■ **EXERCISE**
Pick out each line of the listing below that contains the string "Panel", and copy those lines. Case counts, so match capital and small letters exactly.

Box annotation data:
········

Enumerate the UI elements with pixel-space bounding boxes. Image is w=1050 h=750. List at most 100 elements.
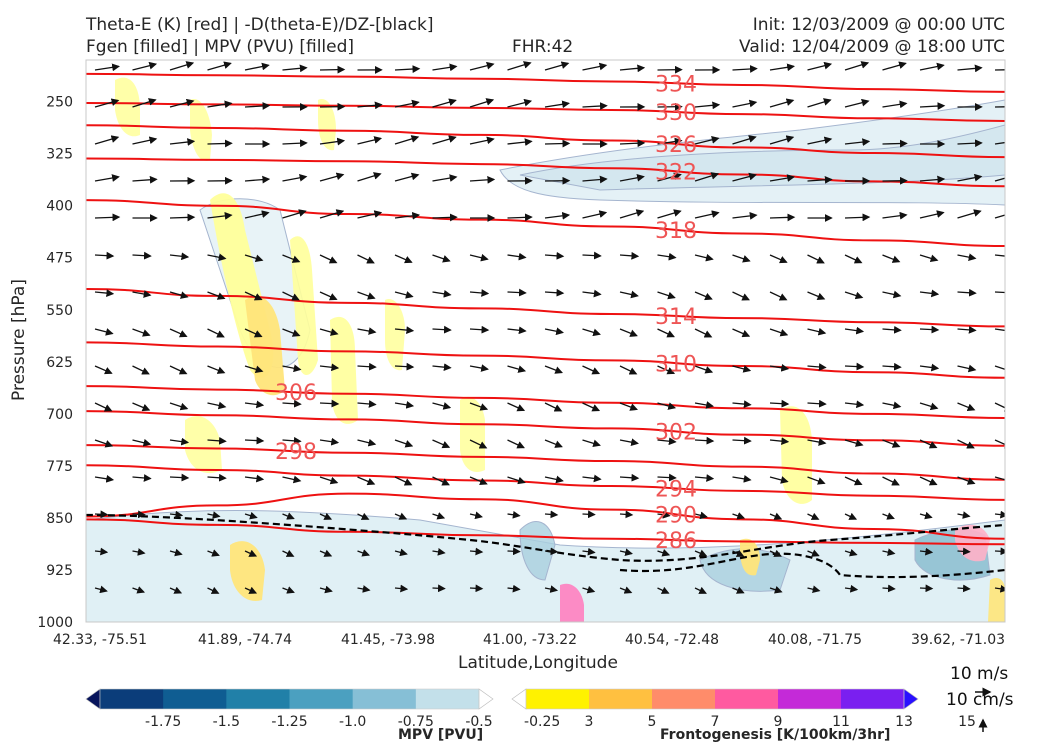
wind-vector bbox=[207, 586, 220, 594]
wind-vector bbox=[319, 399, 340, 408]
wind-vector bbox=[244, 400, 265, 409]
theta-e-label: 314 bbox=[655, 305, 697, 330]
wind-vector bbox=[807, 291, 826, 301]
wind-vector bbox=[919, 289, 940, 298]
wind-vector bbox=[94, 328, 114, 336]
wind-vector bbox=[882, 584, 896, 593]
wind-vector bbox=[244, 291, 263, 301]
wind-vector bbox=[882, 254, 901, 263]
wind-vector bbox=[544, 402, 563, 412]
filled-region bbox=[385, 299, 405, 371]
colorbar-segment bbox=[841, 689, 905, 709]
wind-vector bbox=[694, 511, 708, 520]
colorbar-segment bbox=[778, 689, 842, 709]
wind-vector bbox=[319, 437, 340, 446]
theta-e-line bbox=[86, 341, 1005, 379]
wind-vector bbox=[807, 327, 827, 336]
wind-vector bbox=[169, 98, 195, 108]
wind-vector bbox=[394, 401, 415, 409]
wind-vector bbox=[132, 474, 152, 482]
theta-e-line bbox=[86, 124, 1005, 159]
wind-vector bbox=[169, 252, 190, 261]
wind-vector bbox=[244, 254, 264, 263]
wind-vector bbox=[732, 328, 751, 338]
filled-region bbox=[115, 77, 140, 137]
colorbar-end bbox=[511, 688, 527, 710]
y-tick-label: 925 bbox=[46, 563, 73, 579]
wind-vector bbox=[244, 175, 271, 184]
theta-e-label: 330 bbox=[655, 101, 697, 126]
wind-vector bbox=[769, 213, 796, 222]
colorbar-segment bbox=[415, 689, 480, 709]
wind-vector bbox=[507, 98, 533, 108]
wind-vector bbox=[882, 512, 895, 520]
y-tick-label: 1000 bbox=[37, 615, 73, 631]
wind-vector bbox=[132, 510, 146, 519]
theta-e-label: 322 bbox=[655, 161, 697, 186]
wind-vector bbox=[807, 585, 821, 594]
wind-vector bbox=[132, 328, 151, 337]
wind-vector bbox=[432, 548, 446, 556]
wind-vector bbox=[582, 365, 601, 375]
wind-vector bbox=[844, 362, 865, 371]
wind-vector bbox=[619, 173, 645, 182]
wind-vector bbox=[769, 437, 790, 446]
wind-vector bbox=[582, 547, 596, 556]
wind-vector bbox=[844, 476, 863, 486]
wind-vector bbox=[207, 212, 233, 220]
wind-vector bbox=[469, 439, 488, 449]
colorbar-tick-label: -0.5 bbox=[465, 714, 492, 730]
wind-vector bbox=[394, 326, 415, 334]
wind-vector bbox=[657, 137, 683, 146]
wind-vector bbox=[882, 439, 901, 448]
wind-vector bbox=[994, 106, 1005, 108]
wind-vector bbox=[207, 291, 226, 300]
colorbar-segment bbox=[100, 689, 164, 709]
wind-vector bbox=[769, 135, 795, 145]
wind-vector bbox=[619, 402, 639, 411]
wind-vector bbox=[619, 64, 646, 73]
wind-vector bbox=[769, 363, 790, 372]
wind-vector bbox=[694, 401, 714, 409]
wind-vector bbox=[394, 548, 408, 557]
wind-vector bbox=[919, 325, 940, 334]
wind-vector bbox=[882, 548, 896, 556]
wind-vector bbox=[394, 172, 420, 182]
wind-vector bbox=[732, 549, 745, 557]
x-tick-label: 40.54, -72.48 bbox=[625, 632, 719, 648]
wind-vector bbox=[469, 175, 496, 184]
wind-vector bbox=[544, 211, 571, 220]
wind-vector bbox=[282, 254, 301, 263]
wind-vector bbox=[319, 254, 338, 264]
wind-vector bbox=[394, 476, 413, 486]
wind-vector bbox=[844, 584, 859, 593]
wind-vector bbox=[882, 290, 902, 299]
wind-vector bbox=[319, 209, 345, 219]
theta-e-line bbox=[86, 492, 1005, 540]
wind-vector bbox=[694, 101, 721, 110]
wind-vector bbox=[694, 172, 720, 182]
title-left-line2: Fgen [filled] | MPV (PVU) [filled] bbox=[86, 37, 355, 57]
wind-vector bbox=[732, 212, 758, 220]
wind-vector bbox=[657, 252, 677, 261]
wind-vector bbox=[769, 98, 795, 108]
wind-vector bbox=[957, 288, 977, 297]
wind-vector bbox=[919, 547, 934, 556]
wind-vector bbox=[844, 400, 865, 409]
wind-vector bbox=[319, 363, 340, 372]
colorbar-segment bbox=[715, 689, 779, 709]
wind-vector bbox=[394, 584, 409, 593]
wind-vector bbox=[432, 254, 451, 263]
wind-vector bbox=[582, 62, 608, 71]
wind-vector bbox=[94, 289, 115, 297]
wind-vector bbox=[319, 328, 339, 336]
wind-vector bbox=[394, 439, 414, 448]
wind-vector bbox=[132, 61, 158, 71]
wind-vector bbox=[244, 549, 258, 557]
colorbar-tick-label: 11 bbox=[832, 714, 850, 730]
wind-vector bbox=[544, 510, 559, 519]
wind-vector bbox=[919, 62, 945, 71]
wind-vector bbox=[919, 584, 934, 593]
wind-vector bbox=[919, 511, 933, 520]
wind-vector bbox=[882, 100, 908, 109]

········

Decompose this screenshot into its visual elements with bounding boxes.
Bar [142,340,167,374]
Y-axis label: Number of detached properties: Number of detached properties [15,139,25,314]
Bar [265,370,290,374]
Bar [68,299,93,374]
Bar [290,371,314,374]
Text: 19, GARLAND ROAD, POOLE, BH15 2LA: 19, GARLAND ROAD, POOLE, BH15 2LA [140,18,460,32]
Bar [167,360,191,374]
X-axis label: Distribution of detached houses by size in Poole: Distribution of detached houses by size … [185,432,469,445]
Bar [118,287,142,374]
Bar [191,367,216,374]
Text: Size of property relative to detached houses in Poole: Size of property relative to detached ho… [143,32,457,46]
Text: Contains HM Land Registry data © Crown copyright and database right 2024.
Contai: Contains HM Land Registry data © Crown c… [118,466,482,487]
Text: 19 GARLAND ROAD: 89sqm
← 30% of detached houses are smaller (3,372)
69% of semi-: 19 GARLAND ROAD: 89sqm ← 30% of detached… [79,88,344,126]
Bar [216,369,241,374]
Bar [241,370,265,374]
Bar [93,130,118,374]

········

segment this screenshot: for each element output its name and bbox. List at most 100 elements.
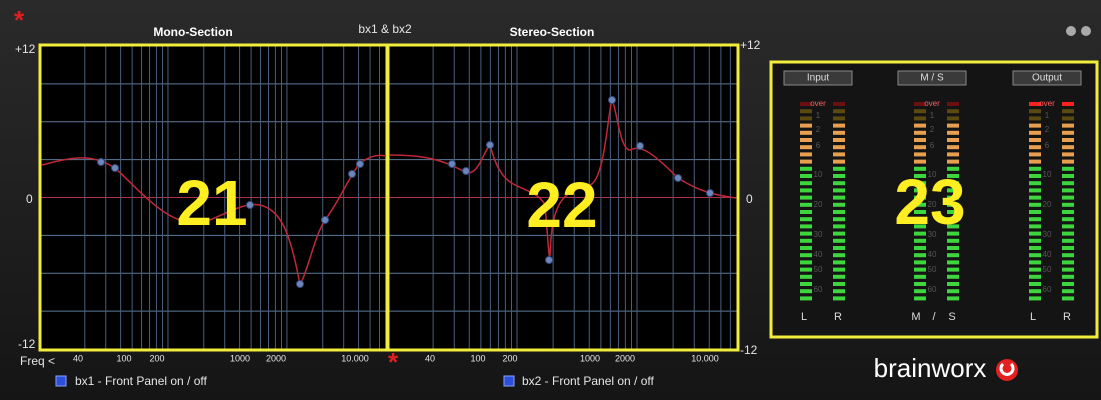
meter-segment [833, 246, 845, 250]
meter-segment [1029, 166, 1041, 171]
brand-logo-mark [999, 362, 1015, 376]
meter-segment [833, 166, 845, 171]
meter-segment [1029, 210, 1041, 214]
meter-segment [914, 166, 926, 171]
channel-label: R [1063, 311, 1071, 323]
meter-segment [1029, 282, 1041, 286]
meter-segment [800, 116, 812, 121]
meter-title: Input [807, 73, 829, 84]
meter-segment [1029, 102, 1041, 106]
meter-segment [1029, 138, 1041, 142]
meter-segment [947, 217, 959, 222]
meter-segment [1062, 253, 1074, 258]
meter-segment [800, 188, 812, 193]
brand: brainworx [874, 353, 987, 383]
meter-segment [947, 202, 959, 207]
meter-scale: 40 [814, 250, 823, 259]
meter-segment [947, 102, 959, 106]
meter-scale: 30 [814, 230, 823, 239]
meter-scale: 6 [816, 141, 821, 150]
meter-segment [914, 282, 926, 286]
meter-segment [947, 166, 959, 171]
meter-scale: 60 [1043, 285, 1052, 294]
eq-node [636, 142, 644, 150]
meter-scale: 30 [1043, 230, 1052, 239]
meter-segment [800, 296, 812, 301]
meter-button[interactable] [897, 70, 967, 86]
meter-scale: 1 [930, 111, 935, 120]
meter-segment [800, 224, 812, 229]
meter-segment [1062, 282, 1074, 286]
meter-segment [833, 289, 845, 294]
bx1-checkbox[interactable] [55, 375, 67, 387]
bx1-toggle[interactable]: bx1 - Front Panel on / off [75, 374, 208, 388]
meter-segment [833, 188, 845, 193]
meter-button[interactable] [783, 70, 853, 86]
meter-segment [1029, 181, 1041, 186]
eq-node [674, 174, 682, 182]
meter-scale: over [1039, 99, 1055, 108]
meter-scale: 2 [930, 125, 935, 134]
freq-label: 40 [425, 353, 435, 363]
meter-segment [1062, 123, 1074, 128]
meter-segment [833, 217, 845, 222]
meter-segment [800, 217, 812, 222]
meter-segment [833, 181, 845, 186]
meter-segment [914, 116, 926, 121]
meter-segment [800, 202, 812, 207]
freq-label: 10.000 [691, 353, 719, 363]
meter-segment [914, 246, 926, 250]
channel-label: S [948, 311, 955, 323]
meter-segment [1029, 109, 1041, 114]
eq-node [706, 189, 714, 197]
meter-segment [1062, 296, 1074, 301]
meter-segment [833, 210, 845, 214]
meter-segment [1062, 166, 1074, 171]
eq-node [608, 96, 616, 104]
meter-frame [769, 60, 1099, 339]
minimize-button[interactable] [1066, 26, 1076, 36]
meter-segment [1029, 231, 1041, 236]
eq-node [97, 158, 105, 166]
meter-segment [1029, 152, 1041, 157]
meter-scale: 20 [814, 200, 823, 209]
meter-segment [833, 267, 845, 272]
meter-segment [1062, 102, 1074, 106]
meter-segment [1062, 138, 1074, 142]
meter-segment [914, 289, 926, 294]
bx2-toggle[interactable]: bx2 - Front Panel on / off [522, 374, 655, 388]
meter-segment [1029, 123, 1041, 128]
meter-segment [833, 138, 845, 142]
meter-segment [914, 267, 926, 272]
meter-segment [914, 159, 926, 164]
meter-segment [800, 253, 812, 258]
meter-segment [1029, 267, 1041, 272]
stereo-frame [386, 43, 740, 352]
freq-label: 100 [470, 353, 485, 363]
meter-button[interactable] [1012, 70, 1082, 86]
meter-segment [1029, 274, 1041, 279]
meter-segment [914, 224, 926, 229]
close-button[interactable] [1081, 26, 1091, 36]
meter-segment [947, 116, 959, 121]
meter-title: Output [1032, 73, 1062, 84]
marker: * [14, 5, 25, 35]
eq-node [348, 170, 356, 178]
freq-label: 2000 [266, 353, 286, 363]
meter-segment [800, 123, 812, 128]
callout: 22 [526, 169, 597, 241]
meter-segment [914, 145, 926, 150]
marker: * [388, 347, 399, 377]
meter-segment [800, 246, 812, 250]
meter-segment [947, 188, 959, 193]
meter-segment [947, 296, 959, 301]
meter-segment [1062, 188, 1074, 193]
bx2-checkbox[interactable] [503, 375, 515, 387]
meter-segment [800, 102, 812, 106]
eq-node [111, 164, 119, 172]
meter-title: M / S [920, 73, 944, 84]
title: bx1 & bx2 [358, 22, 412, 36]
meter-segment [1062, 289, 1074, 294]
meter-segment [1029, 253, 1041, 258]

········

■ **OUTPUT FOR THIS EXERCISE**
bx1-toggle[interactable]: bx1 - Front Panel on / off [75, 374, 208, 388]
bx2-toggle[interactable]: bx2 - Front Panel on / off [522, 374, 655, 388]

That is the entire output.